[BEGIN]

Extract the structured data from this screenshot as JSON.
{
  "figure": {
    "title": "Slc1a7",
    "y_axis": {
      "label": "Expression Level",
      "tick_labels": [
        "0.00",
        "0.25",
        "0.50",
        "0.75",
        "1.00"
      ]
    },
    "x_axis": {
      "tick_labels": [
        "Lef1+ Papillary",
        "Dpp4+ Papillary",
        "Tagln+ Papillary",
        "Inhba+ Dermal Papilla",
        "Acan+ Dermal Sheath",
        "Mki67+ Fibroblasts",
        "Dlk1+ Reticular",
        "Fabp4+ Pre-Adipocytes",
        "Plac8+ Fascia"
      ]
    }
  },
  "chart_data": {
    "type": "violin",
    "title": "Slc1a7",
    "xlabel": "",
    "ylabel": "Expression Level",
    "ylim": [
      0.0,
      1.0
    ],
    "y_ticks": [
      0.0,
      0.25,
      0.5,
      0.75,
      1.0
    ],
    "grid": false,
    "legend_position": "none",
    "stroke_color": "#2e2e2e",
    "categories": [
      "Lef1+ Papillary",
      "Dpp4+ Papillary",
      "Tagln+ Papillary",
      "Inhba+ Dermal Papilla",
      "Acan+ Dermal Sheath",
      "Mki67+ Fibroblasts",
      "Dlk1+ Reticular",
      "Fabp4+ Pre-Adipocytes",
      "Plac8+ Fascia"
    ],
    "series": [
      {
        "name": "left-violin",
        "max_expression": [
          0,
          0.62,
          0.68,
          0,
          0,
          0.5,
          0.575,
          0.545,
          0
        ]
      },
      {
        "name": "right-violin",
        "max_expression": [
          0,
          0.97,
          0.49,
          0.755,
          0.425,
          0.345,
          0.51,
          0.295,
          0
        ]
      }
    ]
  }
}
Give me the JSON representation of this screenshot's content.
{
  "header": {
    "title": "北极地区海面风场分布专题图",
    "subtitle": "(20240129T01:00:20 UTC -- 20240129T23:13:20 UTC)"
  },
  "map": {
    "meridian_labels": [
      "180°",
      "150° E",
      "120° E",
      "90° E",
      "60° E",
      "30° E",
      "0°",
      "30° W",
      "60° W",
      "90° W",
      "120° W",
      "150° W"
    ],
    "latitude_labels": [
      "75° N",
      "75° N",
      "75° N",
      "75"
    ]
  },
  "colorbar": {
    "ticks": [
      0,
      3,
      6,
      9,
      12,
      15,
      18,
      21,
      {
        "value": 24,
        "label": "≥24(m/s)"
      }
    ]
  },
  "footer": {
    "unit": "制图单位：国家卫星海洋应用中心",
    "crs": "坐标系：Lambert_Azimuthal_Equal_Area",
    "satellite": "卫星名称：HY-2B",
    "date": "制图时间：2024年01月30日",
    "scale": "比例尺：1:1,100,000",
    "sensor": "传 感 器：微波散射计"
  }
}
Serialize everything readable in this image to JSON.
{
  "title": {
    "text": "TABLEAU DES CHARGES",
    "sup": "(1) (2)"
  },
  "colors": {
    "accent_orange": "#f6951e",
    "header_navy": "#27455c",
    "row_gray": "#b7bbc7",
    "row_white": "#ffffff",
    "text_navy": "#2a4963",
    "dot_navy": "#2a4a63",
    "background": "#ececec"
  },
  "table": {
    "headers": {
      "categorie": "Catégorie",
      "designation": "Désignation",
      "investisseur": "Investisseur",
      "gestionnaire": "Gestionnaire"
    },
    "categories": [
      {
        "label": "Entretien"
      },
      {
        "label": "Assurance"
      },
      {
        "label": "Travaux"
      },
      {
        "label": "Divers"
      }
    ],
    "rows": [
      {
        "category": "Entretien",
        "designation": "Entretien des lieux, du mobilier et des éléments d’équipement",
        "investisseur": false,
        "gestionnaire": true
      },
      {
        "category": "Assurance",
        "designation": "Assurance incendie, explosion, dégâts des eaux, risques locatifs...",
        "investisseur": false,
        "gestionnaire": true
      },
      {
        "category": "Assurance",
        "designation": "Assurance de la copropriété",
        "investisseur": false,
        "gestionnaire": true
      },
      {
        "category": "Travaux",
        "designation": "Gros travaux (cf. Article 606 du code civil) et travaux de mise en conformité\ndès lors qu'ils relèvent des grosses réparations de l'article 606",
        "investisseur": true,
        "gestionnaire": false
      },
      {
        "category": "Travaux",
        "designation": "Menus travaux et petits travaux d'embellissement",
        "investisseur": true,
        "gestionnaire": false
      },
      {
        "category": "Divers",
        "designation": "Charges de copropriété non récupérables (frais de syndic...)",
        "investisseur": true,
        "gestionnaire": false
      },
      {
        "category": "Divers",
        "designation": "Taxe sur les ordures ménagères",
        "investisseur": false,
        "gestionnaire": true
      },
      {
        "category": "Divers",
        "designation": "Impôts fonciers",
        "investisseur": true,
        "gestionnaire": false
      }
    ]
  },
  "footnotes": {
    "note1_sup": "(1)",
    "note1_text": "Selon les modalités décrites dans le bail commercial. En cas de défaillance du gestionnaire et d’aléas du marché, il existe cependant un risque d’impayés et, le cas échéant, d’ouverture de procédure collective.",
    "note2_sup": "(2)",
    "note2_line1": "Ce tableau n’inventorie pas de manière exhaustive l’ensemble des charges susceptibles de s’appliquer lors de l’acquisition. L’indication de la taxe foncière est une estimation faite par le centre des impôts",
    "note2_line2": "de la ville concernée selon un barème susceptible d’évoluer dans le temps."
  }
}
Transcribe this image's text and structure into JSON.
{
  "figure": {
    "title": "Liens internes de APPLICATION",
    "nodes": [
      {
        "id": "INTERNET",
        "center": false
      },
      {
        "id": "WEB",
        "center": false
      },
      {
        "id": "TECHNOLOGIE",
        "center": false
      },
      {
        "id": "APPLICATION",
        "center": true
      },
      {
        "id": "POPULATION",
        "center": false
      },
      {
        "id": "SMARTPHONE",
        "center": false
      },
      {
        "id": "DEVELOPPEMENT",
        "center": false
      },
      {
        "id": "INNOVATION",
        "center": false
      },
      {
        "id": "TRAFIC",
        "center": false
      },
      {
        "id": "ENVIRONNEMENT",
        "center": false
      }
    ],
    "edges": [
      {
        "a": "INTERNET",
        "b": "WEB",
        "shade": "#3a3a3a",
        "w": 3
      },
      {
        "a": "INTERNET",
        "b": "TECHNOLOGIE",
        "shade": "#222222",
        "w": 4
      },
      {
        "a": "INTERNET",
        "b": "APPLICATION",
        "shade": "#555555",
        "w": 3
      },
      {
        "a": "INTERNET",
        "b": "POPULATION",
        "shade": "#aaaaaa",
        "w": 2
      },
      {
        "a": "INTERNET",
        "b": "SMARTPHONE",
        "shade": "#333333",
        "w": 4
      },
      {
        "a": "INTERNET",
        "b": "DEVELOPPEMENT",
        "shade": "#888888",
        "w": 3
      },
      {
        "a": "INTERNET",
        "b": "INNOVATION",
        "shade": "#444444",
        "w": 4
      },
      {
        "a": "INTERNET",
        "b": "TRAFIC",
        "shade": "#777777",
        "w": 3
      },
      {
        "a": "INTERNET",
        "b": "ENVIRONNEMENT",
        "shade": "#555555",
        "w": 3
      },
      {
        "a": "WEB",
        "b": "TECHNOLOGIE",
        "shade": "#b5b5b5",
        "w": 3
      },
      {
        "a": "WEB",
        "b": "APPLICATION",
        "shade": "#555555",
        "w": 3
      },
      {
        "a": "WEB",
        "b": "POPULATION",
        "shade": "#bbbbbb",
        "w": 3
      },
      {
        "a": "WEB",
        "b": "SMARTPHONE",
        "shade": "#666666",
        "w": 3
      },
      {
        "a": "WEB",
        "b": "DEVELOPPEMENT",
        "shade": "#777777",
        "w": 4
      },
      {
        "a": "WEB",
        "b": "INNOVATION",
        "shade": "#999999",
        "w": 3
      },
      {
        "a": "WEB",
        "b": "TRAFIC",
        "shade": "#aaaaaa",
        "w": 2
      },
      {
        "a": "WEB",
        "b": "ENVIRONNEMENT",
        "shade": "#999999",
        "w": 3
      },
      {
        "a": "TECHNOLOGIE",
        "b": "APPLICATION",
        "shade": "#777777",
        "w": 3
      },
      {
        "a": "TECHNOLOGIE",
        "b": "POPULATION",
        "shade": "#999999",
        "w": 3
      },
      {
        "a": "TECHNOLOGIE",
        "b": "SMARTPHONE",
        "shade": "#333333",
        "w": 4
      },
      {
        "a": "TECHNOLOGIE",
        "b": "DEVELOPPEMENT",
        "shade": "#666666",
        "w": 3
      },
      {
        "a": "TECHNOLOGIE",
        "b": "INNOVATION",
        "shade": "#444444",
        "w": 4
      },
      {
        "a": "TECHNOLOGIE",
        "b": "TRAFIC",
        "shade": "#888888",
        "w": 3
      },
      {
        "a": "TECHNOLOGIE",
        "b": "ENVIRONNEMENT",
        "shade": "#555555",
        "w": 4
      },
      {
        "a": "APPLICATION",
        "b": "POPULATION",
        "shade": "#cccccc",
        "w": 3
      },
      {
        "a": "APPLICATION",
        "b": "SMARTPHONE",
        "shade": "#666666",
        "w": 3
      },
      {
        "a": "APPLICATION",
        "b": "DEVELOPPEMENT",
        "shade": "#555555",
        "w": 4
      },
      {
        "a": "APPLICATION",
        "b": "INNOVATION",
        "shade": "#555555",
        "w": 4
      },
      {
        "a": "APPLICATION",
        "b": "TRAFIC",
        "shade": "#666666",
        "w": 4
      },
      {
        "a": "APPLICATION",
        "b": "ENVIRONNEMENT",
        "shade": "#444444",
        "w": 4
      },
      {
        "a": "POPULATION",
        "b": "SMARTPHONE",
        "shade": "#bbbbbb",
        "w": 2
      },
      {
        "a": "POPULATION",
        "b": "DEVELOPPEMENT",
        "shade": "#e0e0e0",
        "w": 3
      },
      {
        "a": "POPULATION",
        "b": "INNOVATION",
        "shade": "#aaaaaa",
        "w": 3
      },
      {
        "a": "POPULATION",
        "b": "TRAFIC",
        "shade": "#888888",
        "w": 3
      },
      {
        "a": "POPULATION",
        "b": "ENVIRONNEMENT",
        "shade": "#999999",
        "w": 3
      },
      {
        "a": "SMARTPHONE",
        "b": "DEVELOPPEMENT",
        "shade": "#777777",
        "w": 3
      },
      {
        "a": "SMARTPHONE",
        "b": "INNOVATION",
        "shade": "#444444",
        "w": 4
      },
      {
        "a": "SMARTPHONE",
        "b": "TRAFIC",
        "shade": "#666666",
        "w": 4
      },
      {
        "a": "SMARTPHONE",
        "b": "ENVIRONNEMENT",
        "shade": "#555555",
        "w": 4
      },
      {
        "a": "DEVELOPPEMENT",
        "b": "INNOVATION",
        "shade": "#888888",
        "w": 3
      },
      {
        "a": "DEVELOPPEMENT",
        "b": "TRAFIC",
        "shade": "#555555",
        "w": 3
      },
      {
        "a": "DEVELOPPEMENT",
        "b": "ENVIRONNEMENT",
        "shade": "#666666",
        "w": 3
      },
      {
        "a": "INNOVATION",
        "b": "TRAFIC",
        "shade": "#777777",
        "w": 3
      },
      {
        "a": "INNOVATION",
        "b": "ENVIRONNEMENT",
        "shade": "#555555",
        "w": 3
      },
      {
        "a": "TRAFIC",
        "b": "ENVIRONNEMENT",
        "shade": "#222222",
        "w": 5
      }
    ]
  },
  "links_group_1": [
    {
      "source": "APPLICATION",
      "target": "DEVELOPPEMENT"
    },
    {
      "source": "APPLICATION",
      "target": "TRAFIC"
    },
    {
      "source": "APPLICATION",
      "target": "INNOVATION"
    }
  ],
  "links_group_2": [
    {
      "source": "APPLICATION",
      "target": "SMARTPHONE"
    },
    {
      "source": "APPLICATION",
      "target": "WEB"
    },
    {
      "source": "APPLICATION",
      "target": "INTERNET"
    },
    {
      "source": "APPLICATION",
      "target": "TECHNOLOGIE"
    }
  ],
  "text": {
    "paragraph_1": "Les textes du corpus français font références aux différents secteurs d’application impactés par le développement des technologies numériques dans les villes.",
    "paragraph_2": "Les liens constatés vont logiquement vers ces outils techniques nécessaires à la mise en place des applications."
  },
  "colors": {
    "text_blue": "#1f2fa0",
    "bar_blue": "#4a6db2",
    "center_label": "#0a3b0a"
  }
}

[END]

*WHAT YOU NEED TO DO*
Select every line of the records holding the string "Inhba".

*FINAL RESULT*
        "Inhba+ Dermal Papilla",
      "Inhba+ Dermal Papilla",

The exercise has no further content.